- Your instructions
Where a line holds the word "deutschen", copy it from the records.

- Task data

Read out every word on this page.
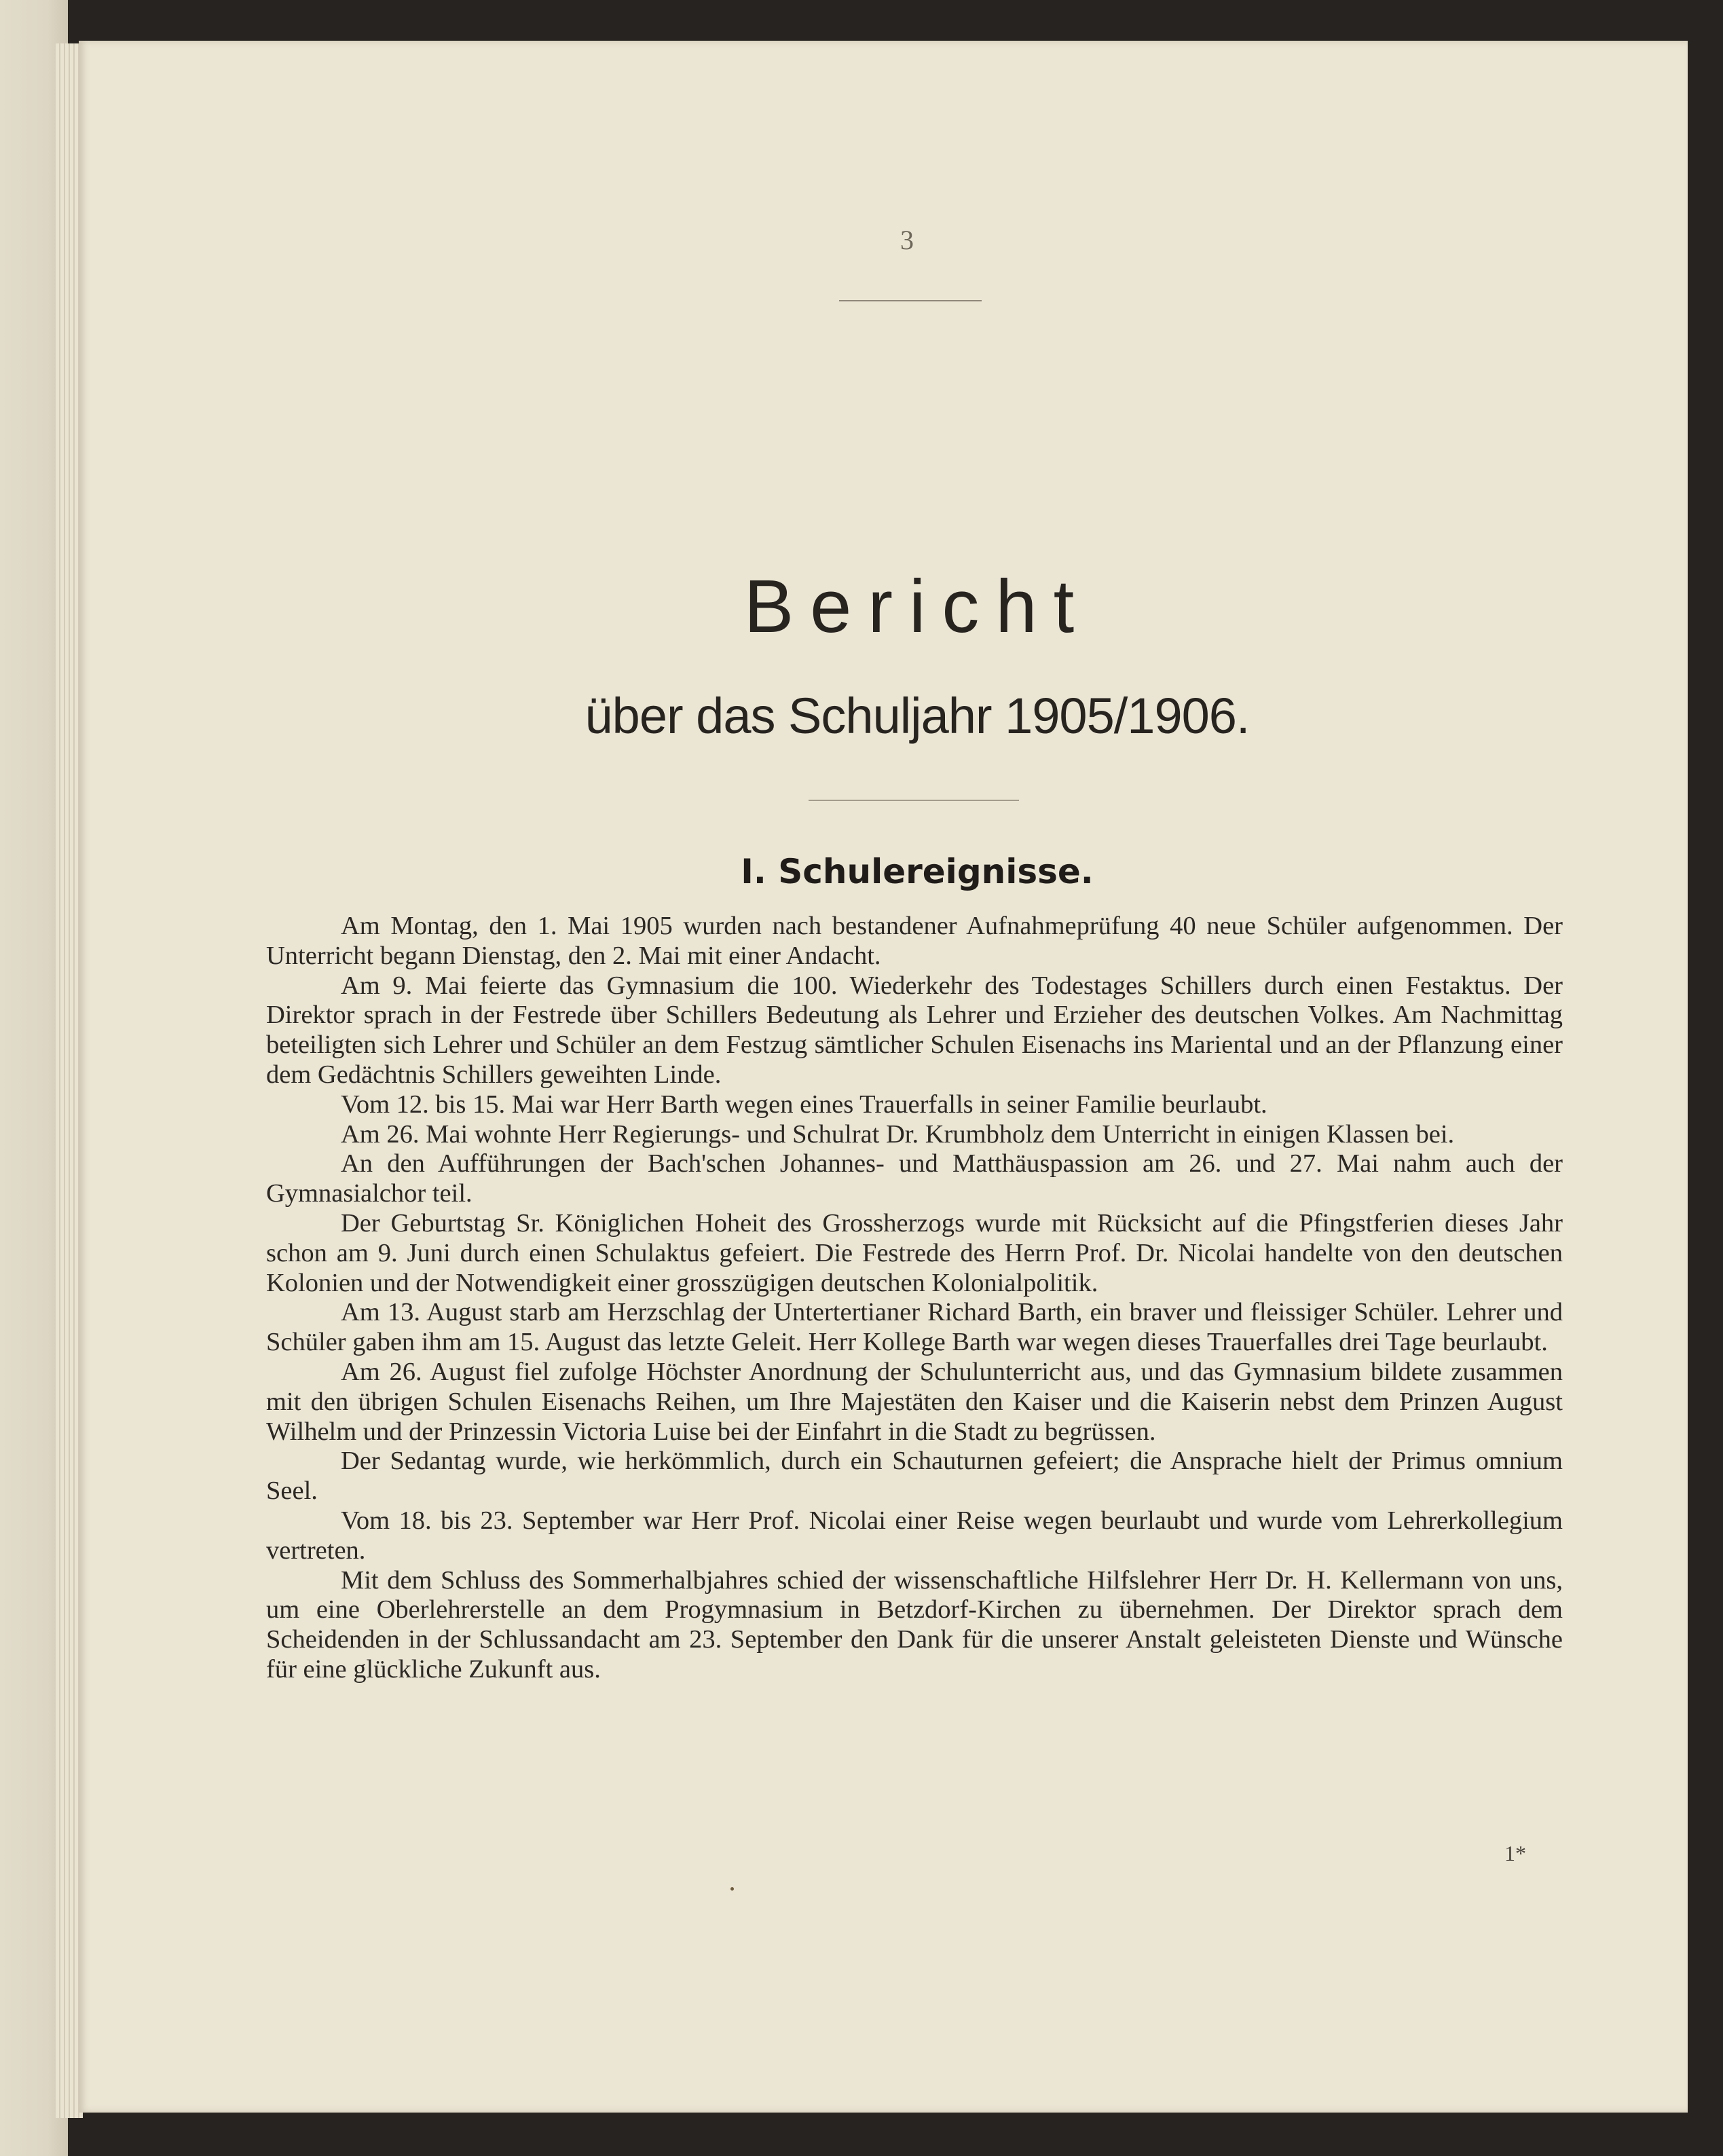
3
Bericht
über das Schuljahr 1905/1906.
I. Schulereignisse.

Am Montag, den 1. Mai 1905 wurden nach bestandener Aufnahmeprüfung 40 neue Schüler aufgenommen. Der Unterricht begann Dienstag, den 2. Mai mit einer Andacht.

Am 9. Mai feierte das Gymnasium die 100. Wiederkehr des Todestages Schillers durch einen Festaktus. Der Direktor sprach in der Festrede über Schillers Bedeutung als Lehrer und Erzieher des deutschen Volkes. Am Nachmittag beteiligten sich Lehrer und Schüler an dem Festzug sämtlicher Schulen Eisenachs ins Mariental und an der Pflanzung einer dem Gedächtnis Schillers geweihten Linde.

Vom 12. bis 15. Mai war Herr Barth wegen eines Trauerfalls in seiner Familie beurlaubt.

Am 26. Mai wohnte Herr Regierungs- und Schulrat Dr. Krumbholz dem Unterricht in einigen Klassen bei.

An den Aufführungen der Bach'schen Johannes- und Matthäuspassion am 26. und 27. Mai nahm auch der Gymnasialchor teil.

Der Geburtstag Sr. Königlichen Hoheit des Grossherzogs wurde mit Rücksicht auf die Pfingstferien dieses Jahr schon am 9. Juni durch einen Schulaktus gefeiert. Die Festrede des Herrn Prof. Dr. Nicolai handelte von den deutschen Kolonien und der Notwendigkeit einer grosszügigen deutschen Kolonialpolitik.

Am 13. August starb am Herzschlag der Untertertianer Richard Barth, ein braver und fleissiger Schüler. Lehrer und Schüler gaben ihm am 15. August das letzte Geleit. Herr Kollege Barth war wegen dieses Trauerfalles drei Tage beurlaubt.

Am 26. August fiel zufolge Höchster Anordnung der Schulunterricht aus, und das Gymnasium bildete zusammen mit den übrigen Schulen Eisenachs Reihen, um Ihre Majestäten den Kaiser und die Kaiserin nebst dem Prinzen August Wilhelm und der Prinzessin Victoria Luise bei der Einfahrt in die Stadt zu begrüssen.

Der Sedantag wurde, wie herkömmlich, durch ein Schauturnen gefeiert; die Ansprache hielt der Primus omnium Seel.

Vom 18. bis 23. September war Herr Prof. Nicolai einer Reise wegen beurlaubt und wurde vom Lehrerkollegium vertreten.

Mit dem Schluss des Sommerhalbjahres schied der wissenschaftliche Hilfslehrer Herr Dr. H. Kellermann von uns, um eine Oberlehrerstelle an dem Progymnasium in Betzdorf-Kirchen zu übernehmen. Der Direktor sprach dem Scheidenden in der Schlussandacht am 23. September den Dank für die unserer Anstalt geleisteten Dienste und Wünsche für eine glückliche Zukunft aus.

1*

- Answer section
Am 9. Mai feierte das Gymnasium die 100. Wiederkehr des Todestages Schillers durch einen Festaktus. Der Direktor sprach in der Festrede über Schillers Bedeutung als Lehrer und Erzieher des deutschen Volkes. Am Nachmittag beteiligten sich Lehrer und Schüler an dem Festzug sämtlicher Schulen Eisenachs ins Mariental und an der Pflanzung einer dem Gedächtnis Schillers geweihten Linde.
Der Geburtstag Sr. Königlichen Hoheit des Grossherzogs wurde mit Rücksicht auf die Pfingstferien dieses Jahr schon am 9. Juni durch einen Schulaktus gefeiert. Die Festrede des Herrn Prof. Dr. Nicolai handelte von den deutschen Kolonien und der Notwendigkeit einer grosszügigen deutschen Kolonialpolitik.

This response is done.